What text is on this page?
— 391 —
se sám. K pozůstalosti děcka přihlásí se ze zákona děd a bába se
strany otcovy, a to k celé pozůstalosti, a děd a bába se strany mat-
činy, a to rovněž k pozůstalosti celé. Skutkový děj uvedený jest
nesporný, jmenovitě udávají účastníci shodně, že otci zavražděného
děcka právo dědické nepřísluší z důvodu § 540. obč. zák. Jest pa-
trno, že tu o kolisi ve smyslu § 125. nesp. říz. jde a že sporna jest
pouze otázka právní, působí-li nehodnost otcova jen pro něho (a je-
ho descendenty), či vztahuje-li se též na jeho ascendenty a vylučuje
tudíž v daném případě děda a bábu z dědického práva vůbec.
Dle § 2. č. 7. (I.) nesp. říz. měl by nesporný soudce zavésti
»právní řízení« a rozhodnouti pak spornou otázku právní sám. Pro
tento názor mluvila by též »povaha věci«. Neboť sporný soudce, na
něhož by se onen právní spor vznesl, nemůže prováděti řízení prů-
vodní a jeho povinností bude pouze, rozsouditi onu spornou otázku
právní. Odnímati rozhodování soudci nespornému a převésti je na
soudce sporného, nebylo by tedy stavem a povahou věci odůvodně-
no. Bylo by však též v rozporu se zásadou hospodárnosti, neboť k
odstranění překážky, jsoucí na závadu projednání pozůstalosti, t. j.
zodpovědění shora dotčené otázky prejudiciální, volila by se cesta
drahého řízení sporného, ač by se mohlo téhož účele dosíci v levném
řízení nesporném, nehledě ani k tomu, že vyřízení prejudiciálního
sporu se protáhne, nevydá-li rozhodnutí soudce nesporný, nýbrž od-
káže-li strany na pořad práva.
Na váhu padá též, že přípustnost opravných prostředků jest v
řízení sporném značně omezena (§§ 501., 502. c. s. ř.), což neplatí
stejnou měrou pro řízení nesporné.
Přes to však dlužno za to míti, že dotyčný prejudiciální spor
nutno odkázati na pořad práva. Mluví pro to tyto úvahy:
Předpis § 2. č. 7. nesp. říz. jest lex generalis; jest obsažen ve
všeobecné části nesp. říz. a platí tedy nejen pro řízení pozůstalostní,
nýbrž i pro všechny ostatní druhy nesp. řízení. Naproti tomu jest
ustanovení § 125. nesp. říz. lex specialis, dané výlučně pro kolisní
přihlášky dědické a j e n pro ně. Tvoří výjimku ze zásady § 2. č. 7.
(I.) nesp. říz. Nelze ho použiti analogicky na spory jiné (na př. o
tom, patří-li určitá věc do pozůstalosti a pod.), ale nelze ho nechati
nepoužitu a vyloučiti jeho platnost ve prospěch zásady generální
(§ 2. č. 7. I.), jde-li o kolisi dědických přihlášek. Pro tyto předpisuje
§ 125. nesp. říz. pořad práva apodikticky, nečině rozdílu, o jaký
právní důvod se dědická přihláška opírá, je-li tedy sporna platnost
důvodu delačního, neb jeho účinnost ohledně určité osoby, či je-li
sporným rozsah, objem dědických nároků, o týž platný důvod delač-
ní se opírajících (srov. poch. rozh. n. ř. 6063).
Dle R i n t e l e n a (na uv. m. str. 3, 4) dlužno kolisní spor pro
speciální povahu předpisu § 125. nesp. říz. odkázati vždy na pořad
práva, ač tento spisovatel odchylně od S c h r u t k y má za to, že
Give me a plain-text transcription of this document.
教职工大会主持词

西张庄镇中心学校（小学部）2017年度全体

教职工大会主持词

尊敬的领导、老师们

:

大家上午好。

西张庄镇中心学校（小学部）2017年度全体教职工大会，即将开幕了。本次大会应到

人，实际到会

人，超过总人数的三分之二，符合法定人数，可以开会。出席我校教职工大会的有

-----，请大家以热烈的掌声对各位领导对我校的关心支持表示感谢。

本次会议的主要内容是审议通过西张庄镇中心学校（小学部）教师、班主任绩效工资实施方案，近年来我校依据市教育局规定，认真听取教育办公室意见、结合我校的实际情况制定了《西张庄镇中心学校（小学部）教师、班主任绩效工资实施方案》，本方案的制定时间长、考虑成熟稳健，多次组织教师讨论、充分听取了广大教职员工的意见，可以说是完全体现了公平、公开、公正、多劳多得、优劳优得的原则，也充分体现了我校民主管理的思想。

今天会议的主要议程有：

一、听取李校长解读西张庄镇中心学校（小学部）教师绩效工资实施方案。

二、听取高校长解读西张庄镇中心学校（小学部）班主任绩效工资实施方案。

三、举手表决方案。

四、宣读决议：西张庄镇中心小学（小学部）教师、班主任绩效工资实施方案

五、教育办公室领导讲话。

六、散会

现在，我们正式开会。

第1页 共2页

========================================================================

• [What the task requires]: Starting with the line that contains "Give me a plain-text", write out each line through the end of the listing, exactly as it appears, and include nothing else.

• [Answer below]:
Give me a plain-text transcription of this document.
教职工大会主持词

西张庄镇中心学校（小学部）2017年度全体

教职工大会主持词

尊敬的领导、老师们

:

大家上午好。

西张庄镇中心学校（小学部）2017年度全体教职工大会，即将开幕了。本次大会应到

人，实际到会

人，超过总人数的三分之二，符合法定人数，可以开会。出席我校教职工大会的有

-----，请大家以热烈的掌声对各位领导对我校的关心支持表示感谢。

本次会议的主要内容是审议通过西张庄镇中心学校（小学部）教师、班主任绩效工资实施方案，近年来我校依据市教育局规定，认真听取教育办公室意见、结合我校的实际情况制定了《西张庄镇中心学校（小学部）教师、班主任绩效工资实施方案》，本方案的制定时间长、考虑成熟稳健，多次组织教师讨论、充分听取了广大教职员工的意见，可以说是完全体现了公平、公开、公正、多劳多得、优劳优得的原则，也充分体现了我校民主管理的思想。

今天会议的主要议程有：

一、听取李校长解读西张庄镇中心学校（小学部）教师绩效工资实施方案。

二、听取高校长解读西张庄镇中心学校（小学部）班主任绩效工资实施方案。

三、举手表决方案。

四、宣读决议：西张庄镇中心小学（小学部）教师、班主任绩效工资实施方案

五、教育办公室领导讲话。

六、散会

现在，我们正式开会。

第1页 共2页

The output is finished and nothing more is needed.